** Short problem **
Transcribe every entry word for word, but skip the images.

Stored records
== == ==

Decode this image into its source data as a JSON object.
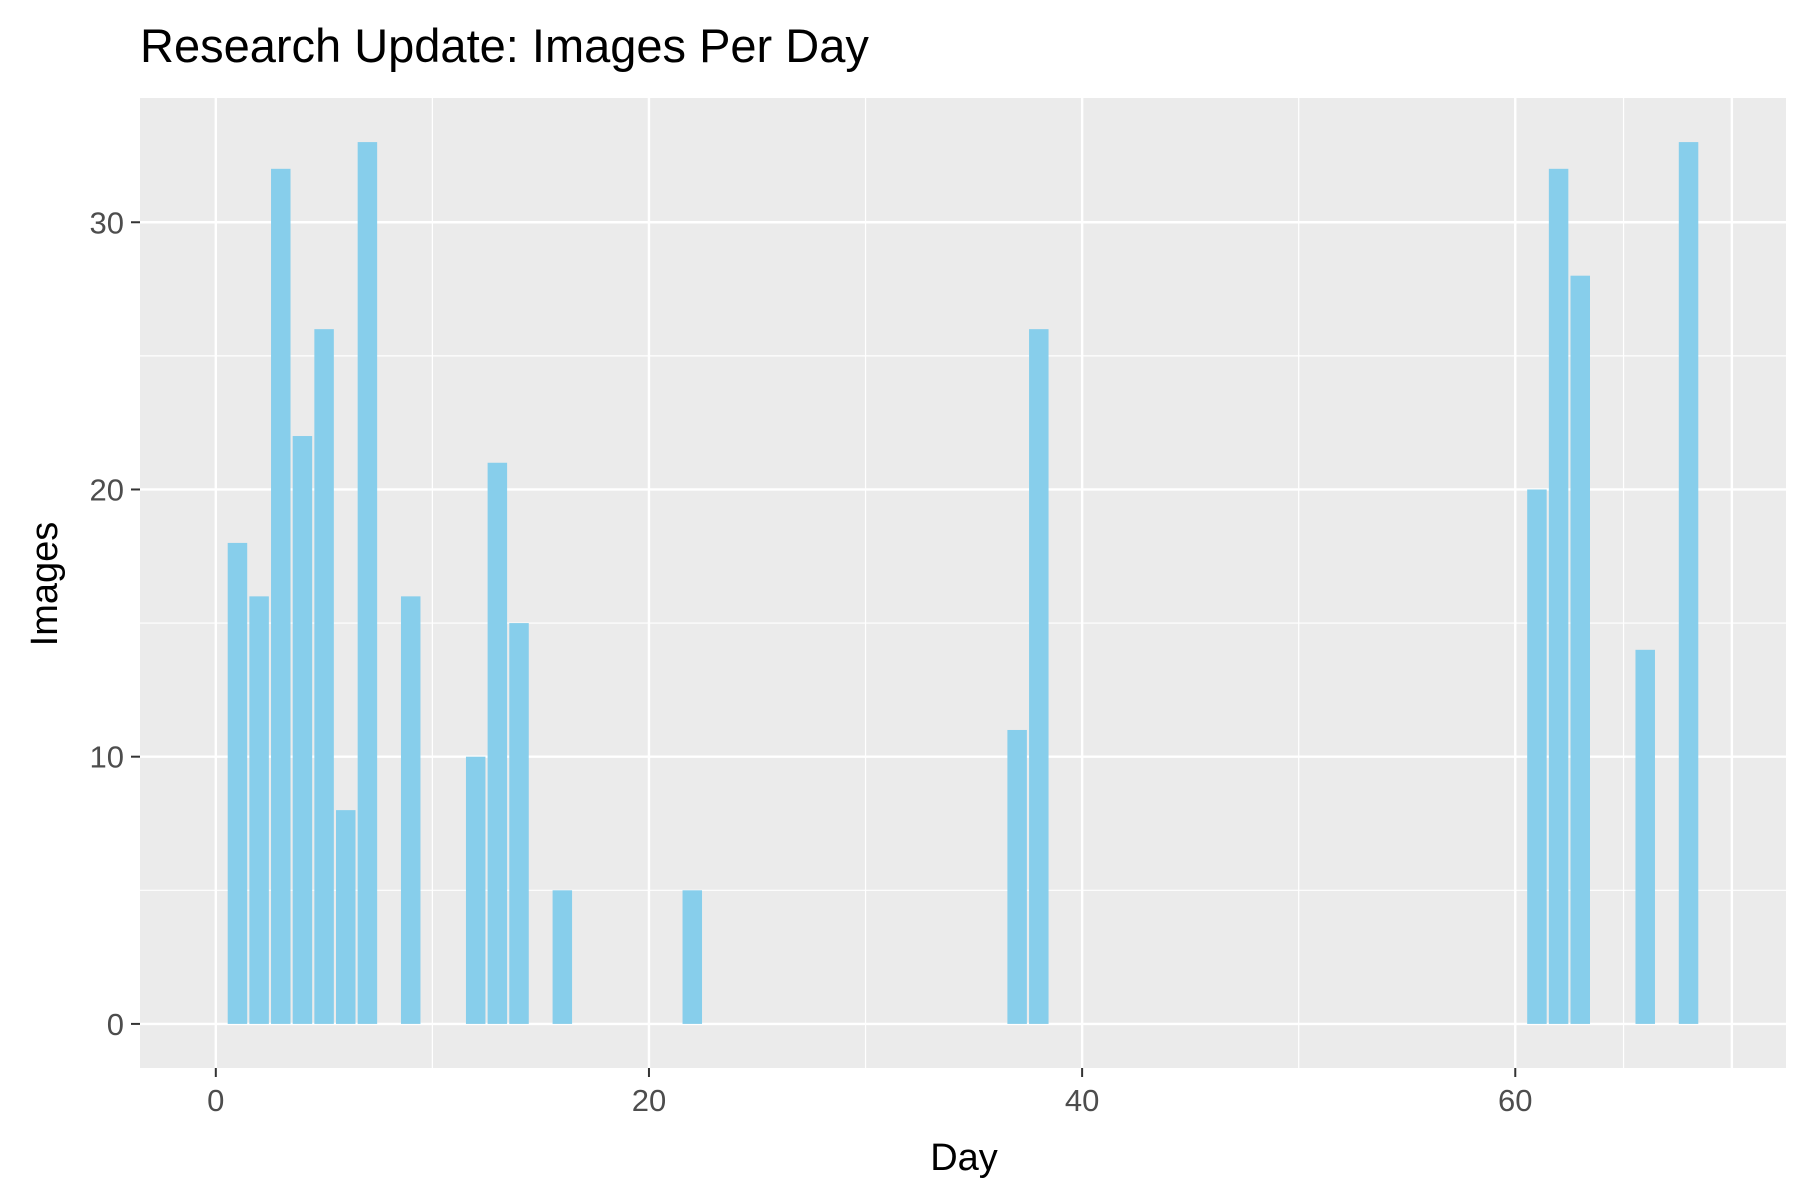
{
  "chart_data": {
    "type": "bar",
    "title": "Research Update: Images Per Day",
    "xlabel": "Day",
    "ylabel": "Images",
    "xlim": [
      -3.5,
      72.5
    ],
    "ylim": [
      -1.65,
      34.65
    ],
    "x_ticks": [
      0,
      20,
      40,
      60
    ],
    "x_tick_labels": [
      "0",
      "20",
      "40",
      "60"
    ],
    "y_ticks": [
      0,
      10,
      20,
      30
    ],
    "y_tick_labels": [
      "0",
      "10",
      "20",
      "30"
    ],
    "grid": true,
    "bar_color": "#87CEEB",
    "panel_color": "#EBEBEB",
    "grid_color": "#FFFFFF",
    "points": [
      {
        "x": 1,
        "y": 18
      },
      {
        "x": 2,
        "y": 16
      },
      {
        "x": 3,
        "y": 32
      },
      {
        "x": 4,
        "y": 22
      },
      {
        "x": 5,
        "y": 26
      },
      {
        "x": 6,
        "y": 8
      },
      {
        "x": 7,
        "y": 33
      },
      {
        "x": 9,
        "y": 16
      },
      {
        "x": 12,
        "y": 10
      },
      {
        "x": 13,
        "y": 21
      },
      {
        "x": 14,
        "y": 15
      },
      {
        "x": 16,
        "y": 5
      },
      {
        "x": 22,
        "y": 5
      },
      {
        "x": 37,
        "y": 11
      },
      {
        "x": 38,
        "y": 26
      },
      {
        "x": 61,
        "y": 20
      },
      {
        "x": 62,
        "y": 32
      },
      {
        "x": 63,
        "y": 28
      },
      {
        "x": 66,
        "y": 14
      },
      {
        "x": 68,
        "y": 33
      }
    ]
  }
}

== == ==

** Right answer **
Decode this image into its source data as a JSON object.
{
  "chart_data": {
    "type": "bar",
    "title": "Research Update: Images Per Day",
    "xlabel": "Day",
    "ylabel": "Images",
    "xlim": [
      -3.5,
      72.5
    ],
    "ylim": [
      -1.65,
      34.65
    ],
    "x_ticks": [
      0,
      20,
      40,
      60
    ],
    "x_tick_labels": [
      "0",
      "20",
      "40",
      "60"
    ],
    "y_ticks": [
      0,
      10,
      20,
      30
    ],
    "y_tick_labels": [
      "0",
      "10",
      "20",
      "30"
    ],
    "grid": true,
    "bar_color": "#87CEEB",
    "panel_color": "#EBEBEB",
    "grid_color": "#FFFFFF",
    "points": [
      {
        "x": 1,
        "y": 18
      },
      {
        "x": 2,
        "y": 16
      },
      {
        "x": 3,
        "y": 32
      },
      {
        "x": 4,
        "y": 22
      },
      {
        "x": 5,
        "y": 26
      },
      {
        "x": 6,
        "y": 8
      },
      {
        "x": 7,
        "y": 33
      },
      {
        "x": 9,
        "y": 16
      },
      {
        "x": 12,
        "y": 10
      },
      {
        "x": 13,
        "y": 21
      },
      {
        "x": 14,
        "y": 15
      },
      {
        "x": 16,
        "y": 5
      },
      {
        "x": 22,
        "y": 5
      },
      {
        "x": 37,
        "y": 11
      },
      {
        "x": 38,
        "y": 26
      },
      {
        "x": 61,
        "y": 20
      },
      {
        "x": 62,
        "y": 32
      },
      {
        "x": 63,
        "y": 28
      },
      {
        "x": 66,
        "y": 14
      },
      {
        "x": 68,
        "y": 33
      }
    ]
  }
}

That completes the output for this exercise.